EXTRAIT DU DOCUMENT ::

Où je continue le survol des sorties Delta Green, faisant suite à tous mes billets précédents :
• Delta Green - Hourglass (2021)
• Delta Green - Impossible Landscapes (2021)
• The King in Yellow Annotated Edition
Cette fois, nous allons faire une infidélité à Arc Dream Publishing pour nous aventurer du côté de Pelgrane Press. Après un anecdotique The Fall of Delta Green il y a quelques années, voici qu’arrive enfin The Borellus Connection, une copieuse campagne de 420 pages comptant huit scénarios. Elle est attendue depuis 2018. Six ans, comme le temps passe !
Pour ceux qui ne suivent pas l’actualité de la gamme, The Fall of Delta Green est un cadre historique couvrant les années 1960, motorisé avec Trail of Cthulhu plutôt qu’avec les règles « normales » de Delta Green. La conversion de la campagne est tout à fait possible si vous préférez utiliser un dérivé du Basic Roleplaying, que ce soit l’AdC ou DG, plutôt que ToC. C’est juste long.
Située entre 1967 et la mi-1968, The Borellus Connection est une campagne très internationale. Sous la couverture plus ou moins solide d’agents du tout nouveau Bureau des Narcotiques et des Drogues Dangereuses, les personnages partent à la poursuite d’un réseau trafiquants d’héroïne, dans une ambiance French Connection assumée… mais avec un double fond extra-dimensionnel, bien entendu. Cela lui donne une tonalité originale, tout à fait dans le ton des années « cow-boy » de Delta Green.
Seuls un scénario, le dernier, et une paire de scènes prennent place aux États-Unis. Le reste dessine le genre de périple familier aux investigateurs depuis bientôt un demi-siècle : nos héros débarquent dans une destination exotique et dangereuse, y démêlent une situation plus ou moins inextricable, reprennent leur souffle, et partent remettre le couvert ailleurs.

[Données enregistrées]
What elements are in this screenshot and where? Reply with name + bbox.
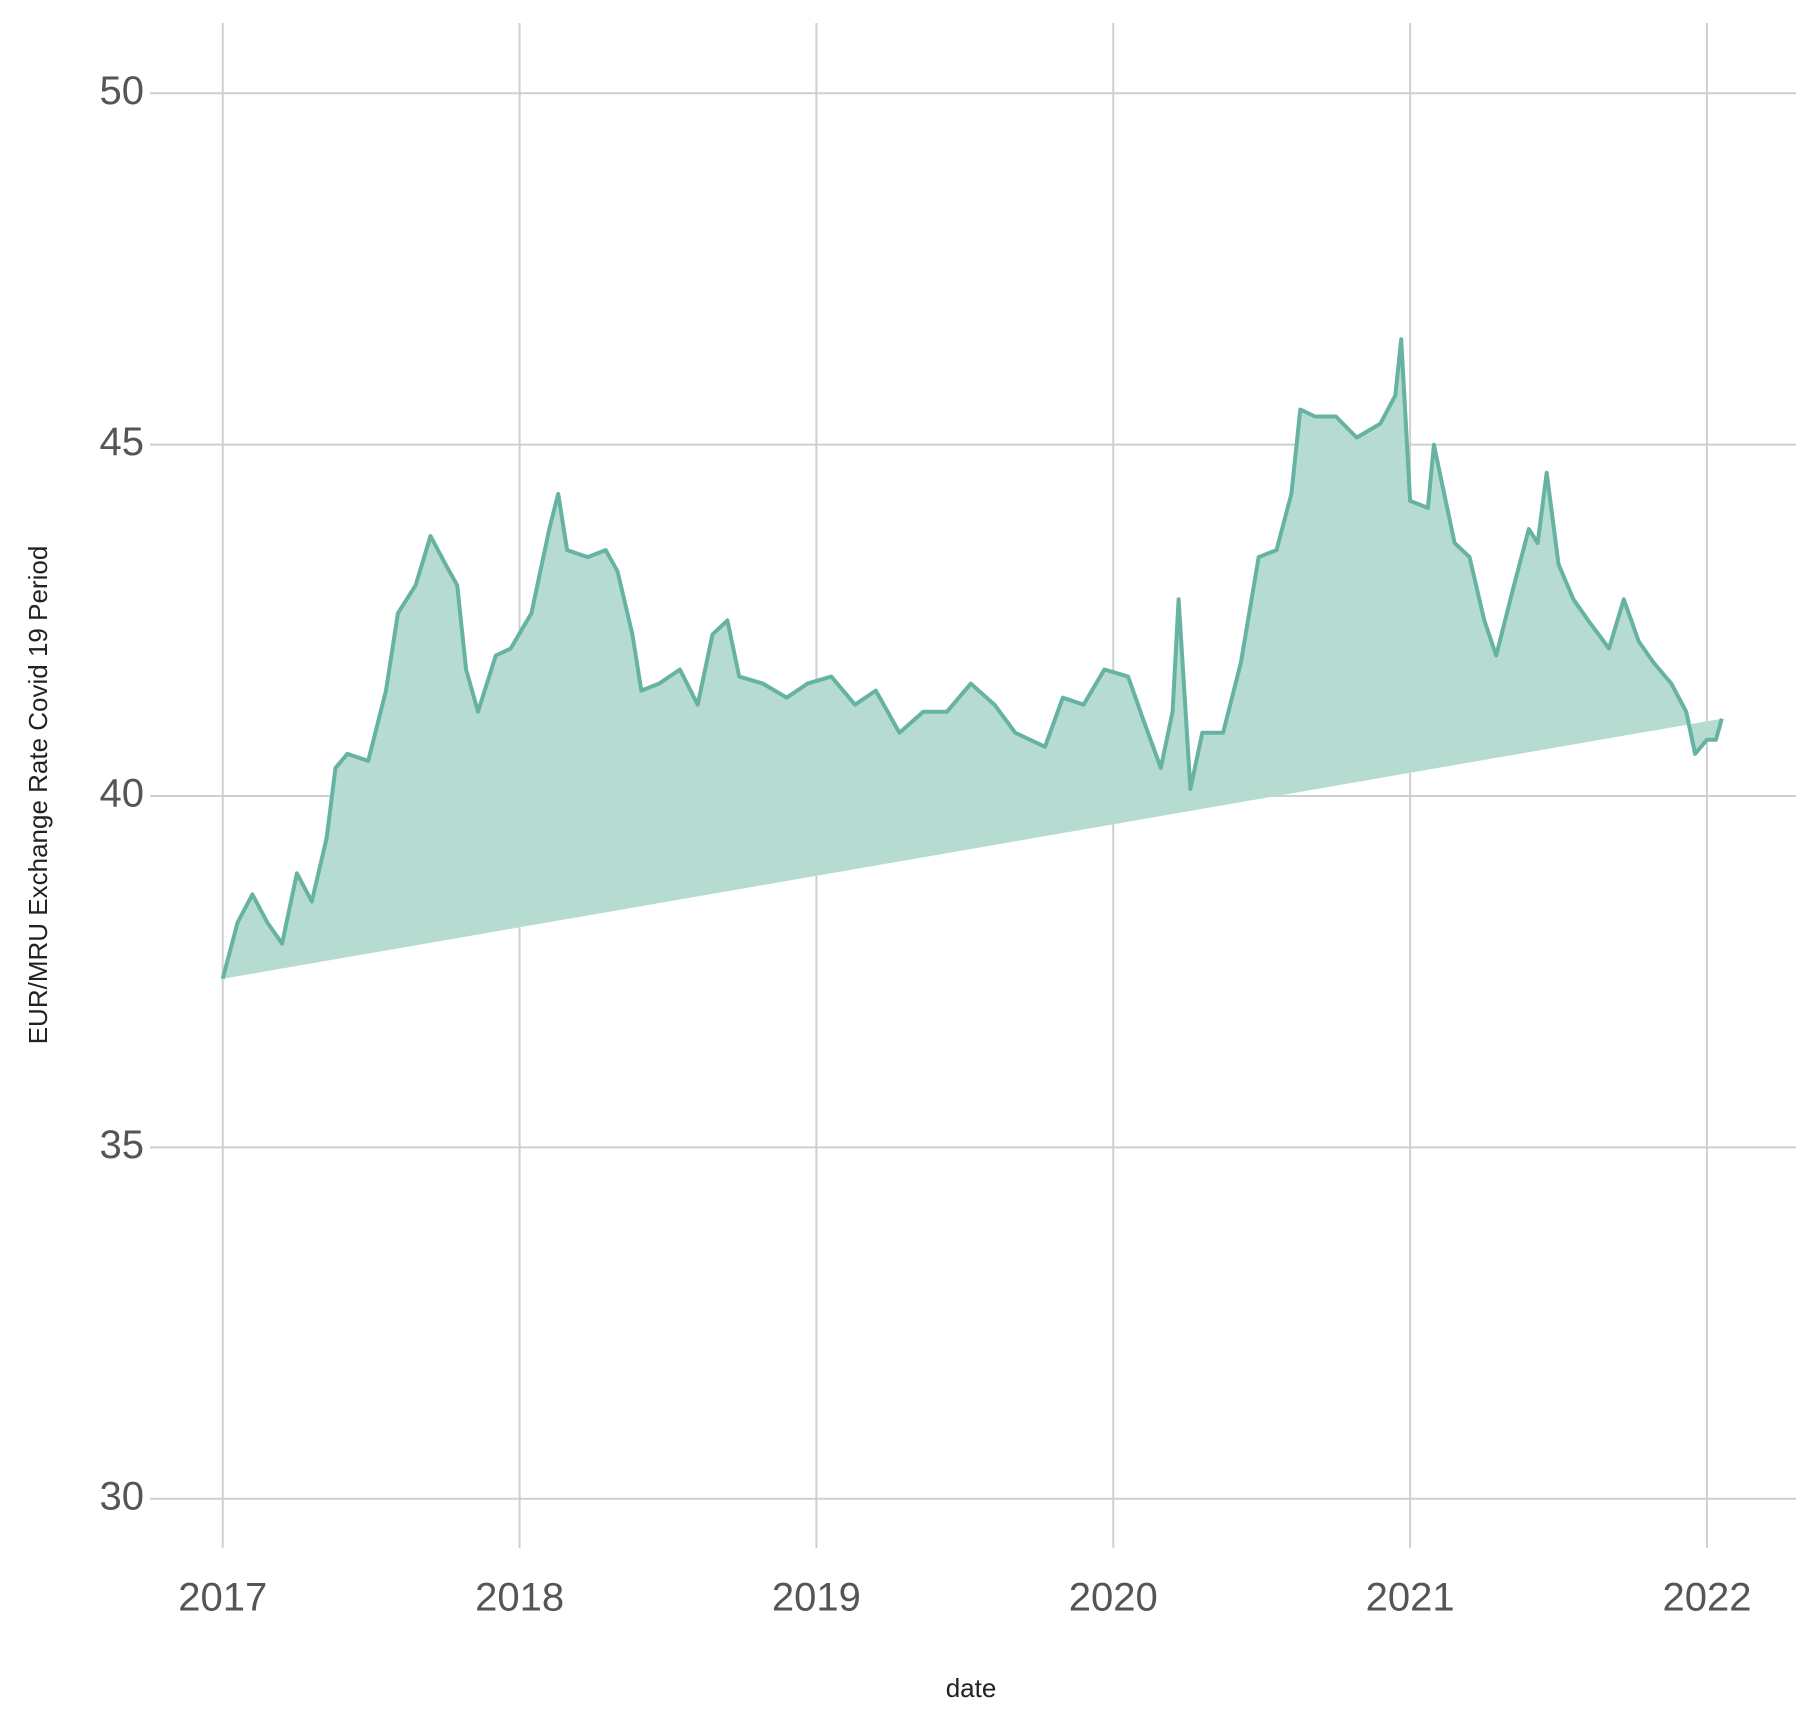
y-tick-label: 50	[100, 69, 145, 113]
x-axis-label: date	[946, 1673, 997, 1703]
x-tick-label: 2019	[772, 1576, 861, 1620]
x-tick-label: 2017	[178, 1576, 267, 1620]
x-tick-label: 2021	[1366, 1576, 1455, 1620]
x-tick-label: 2022	[1662, 1576, 1751, 1620]
y-tick-label: 30	[100, 1474, 145, 1518]
y-tick-label: 40	[100, 772, 145, 816]
y-axis-label: EUR/MRU Exchange Rate Covid 19 Period	[23, 546, 53, 1045]
x-tick-label: 2018	[475, 1576, 564, 1620]
line	[220, 337, 1724, 980]
area	[222, 339, 1722, 979]
x-tick-label: 2020	[1069, 1576, 1158, 1620]
y-tick-label: 45	[100, 420, 145, 464]
y-tick-label: 35	[100, 1123, 145, 1167]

TÂCHE DEMANDÉE 1 ::
Traduisez en anglais cette phrase de l'extrait du document : « Seuls un scénario, le dernier, et une paire de scènes prennent place aux États-Unis. »
TÂCHE DEMANDÉE 2 ::
Extrayez de l'extrait du document le passage qui débute aux mots « Où je continue » et se termine après les mots « Impossible Landscapes (2021) ».

RÉPONSE 1 ::
Only one scenario, the last one, and a couple of scenes take place in the United States.

RÉPONSE 2 ::
Où je continue le survol des sorties Delta Green, faisant suite à tous mes billets précédents :
• Delta Green - Hourglass (2021)
• Delta Green - Impossible Landscapes (2021)